#### What the task asks:
Isolate every line in the records below with "this" in it.

-- Start Raw data --

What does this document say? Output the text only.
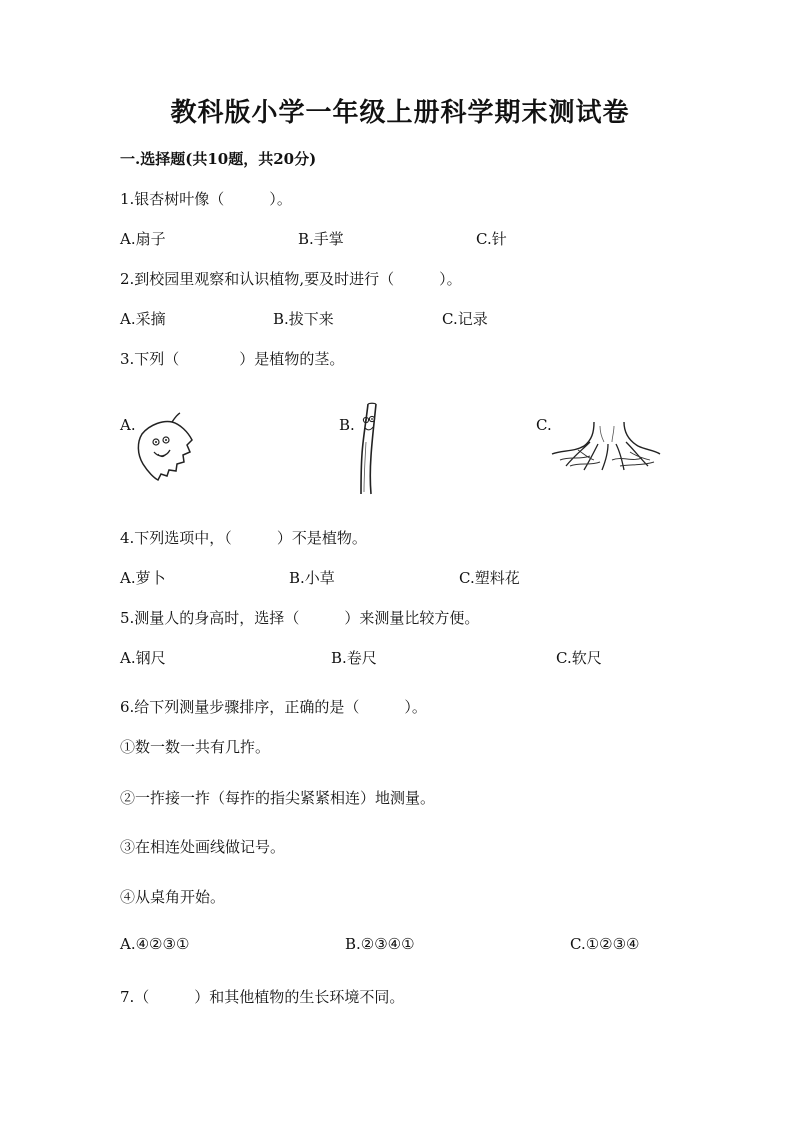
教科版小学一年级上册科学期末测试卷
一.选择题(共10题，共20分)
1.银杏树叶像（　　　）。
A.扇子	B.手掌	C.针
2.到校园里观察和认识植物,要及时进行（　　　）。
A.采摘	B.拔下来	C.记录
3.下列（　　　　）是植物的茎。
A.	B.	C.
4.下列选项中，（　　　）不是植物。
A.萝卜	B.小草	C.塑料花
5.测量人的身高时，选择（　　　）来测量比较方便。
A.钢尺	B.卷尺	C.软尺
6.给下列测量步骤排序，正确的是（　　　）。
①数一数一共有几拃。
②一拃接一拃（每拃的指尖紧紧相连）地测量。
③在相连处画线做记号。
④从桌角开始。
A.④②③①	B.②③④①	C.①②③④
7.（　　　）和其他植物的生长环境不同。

-- End Raw data --
-- Start Raw data --

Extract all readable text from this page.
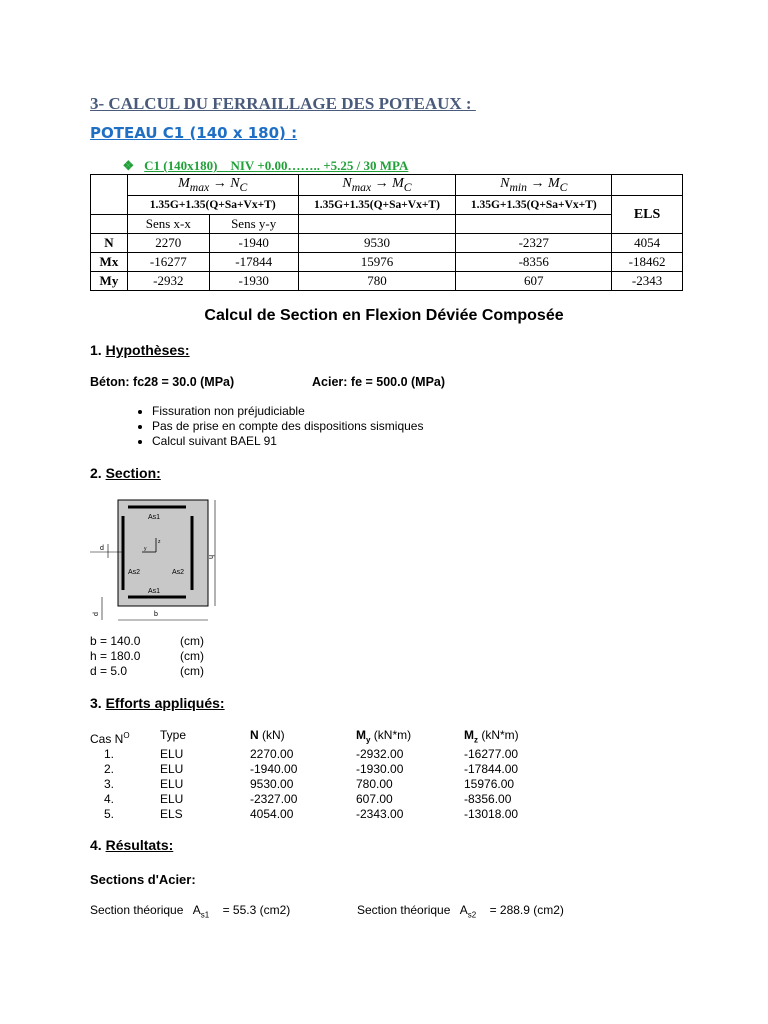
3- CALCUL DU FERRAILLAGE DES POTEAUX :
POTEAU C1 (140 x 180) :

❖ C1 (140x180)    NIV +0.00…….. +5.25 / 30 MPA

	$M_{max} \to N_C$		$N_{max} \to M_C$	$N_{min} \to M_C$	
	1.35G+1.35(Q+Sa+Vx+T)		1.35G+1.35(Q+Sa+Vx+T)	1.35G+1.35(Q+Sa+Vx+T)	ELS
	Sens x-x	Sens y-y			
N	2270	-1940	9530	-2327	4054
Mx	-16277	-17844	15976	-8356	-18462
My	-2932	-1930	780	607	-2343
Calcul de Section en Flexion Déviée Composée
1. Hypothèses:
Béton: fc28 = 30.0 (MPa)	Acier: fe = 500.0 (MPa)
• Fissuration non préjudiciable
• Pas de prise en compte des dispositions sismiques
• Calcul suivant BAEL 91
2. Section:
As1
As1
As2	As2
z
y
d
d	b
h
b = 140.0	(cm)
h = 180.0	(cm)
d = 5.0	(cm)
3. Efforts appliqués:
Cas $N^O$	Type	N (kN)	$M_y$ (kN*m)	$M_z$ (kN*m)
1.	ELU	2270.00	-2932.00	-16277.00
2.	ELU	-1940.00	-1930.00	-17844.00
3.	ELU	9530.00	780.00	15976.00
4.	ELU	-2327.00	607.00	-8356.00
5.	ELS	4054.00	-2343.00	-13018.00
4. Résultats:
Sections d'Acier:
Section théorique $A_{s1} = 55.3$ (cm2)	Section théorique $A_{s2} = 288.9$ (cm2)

-- End Raw data --

#### Exercise response:
What does this document say? Output the text only.
Extract all readable text from this page.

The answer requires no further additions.